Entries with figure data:
= = =
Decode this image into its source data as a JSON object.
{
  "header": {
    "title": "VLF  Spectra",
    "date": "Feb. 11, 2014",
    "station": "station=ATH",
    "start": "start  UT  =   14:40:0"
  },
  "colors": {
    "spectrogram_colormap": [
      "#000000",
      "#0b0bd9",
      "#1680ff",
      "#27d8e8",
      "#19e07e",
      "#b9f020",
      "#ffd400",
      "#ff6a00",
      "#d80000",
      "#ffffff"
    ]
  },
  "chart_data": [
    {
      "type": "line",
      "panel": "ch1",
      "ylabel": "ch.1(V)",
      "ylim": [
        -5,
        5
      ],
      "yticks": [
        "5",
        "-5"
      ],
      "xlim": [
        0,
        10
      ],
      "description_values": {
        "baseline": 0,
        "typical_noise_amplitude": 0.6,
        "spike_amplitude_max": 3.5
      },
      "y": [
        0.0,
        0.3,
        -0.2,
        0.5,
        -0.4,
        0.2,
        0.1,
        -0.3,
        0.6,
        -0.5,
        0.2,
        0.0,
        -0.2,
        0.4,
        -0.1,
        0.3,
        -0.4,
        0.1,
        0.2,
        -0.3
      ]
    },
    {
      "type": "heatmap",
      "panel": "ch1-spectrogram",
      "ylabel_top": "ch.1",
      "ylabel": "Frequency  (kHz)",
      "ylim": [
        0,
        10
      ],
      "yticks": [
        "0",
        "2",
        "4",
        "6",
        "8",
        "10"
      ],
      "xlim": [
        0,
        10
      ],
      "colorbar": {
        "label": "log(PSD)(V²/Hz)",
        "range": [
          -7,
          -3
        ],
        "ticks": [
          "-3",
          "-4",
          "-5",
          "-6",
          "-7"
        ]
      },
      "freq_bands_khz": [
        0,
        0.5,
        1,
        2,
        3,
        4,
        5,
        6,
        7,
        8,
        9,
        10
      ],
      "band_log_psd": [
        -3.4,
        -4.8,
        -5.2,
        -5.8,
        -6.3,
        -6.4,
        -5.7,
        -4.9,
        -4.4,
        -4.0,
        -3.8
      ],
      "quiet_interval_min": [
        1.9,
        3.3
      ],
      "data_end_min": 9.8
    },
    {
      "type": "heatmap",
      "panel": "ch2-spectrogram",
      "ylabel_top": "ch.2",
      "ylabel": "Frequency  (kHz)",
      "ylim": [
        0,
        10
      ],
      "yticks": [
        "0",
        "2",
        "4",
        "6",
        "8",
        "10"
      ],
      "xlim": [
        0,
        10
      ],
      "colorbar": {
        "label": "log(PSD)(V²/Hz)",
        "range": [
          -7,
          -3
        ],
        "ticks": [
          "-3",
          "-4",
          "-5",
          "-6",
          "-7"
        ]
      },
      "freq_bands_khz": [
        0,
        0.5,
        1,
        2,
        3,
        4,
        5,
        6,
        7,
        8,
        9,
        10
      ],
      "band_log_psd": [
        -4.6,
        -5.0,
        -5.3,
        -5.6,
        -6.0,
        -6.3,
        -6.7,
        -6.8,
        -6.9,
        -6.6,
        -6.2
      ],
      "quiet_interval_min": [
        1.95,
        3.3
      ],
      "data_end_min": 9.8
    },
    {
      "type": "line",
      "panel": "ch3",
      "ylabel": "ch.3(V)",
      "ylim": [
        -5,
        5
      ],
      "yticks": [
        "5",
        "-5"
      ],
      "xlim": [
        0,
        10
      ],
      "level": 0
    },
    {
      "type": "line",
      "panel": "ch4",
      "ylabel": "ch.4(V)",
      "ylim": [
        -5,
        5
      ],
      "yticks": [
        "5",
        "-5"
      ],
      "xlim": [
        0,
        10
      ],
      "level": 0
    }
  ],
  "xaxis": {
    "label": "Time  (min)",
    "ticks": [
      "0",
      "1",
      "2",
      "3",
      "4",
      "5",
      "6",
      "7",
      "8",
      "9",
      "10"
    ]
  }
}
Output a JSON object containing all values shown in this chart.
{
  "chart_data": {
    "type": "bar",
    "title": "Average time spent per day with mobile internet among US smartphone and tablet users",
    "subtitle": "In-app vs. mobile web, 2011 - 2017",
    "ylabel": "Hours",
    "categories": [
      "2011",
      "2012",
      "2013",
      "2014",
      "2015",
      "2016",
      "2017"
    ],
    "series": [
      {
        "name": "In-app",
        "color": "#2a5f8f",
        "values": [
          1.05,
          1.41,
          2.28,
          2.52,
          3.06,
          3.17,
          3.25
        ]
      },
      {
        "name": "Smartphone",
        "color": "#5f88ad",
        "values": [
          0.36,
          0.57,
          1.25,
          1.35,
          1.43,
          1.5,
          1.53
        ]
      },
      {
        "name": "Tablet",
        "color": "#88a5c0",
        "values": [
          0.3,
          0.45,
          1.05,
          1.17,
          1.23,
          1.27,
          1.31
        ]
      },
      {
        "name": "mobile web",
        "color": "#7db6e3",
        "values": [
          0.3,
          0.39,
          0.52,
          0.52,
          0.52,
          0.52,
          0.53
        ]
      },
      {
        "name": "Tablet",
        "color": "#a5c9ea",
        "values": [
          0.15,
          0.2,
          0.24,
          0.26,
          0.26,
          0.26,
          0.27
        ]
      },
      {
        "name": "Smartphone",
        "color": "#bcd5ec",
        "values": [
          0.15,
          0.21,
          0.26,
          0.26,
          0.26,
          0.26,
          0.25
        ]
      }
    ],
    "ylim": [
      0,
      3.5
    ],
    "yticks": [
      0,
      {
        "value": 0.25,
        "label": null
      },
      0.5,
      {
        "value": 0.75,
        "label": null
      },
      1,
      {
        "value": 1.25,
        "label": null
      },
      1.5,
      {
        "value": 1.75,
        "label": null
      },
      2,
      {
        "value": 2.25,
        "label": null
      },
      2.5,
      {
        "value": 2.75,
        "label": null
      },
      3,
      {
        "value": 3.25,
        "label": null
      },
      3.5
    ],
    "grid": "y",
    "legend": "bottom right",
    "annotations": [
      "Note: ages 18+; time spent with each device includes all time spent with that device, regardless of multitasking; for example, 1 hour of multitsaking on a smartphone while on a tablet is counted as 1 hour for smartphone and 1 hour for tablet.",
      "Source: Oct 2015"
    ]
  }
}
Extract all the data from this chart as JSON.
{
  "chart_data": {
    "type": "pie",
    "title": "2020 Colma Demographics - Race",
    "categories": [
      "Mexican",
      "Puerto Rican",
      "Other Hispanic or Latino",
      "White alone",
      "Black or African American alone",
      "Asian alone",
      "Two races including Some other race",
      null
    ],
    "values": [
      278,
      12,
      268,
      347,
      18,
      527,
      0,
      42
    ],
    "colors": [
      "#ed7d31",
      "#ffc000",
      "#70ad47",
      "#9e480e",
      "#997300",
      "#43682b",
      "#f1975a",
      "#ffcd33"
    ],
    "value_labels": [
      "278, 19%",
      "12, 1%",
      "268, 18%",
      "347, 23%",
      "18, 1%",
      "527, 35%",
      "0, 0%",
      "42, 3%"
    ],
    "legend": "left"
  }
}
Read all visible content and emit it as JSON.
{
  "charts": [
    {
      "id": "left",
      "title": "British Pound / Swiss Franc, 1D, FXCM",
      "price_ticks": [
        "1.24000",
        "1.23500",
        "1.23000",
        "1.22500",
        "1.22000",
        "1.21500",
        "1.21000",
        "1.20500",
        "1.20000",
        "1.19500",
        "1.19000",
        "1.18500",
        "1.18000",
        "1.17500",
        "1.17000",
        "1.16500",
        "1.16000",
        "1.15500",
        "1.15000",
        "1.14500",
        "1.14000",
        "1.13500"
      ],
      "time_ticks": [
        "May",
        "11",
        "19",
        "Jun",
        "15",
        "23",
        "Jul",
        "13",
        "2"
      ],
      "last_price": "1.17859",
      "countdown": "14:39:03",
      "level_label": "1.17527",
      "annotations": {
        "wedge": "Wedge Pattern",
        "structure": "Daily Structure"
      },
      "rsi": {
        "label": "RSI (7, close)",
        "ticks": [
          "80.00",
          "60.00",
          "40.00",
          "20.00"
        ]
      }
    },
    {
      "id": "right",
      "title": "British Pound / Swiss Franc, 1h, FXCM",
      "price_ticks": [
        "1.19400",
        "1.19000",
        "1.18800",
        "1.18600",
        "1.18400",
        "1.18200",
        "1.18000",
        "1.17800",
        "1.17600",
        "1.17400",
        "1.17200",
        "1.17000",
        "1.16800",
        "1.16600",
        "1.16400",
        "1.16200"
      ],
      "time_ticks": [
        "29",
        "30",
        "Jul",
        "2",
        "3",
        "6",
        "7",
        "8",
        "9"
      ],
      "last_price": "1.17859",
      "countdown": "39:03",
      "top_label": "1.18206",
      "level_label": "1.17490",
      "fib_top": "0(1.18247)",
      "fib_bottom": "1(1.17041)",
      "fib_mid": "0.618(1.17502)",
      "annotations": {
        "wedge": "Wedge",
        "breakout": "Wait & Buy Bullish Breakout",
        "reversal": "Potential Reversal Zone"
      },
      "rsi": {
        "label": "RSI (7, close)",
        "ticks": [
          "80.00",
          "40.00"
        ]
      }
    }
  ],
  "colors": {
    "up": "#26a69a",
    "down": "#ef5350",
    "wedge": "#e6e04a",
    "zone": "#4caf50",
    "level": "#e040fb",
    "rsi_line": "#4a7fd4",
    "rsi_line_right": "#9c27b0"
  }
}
= = =
Stated exercise: Copy out every line of the material above that mentions the word "FXCM".

Full output:
      "title": "British Pound / Swiss Franc, 1D, FXCM",
      "title": "British Pound / Swiss Franc, 1h, FXCM",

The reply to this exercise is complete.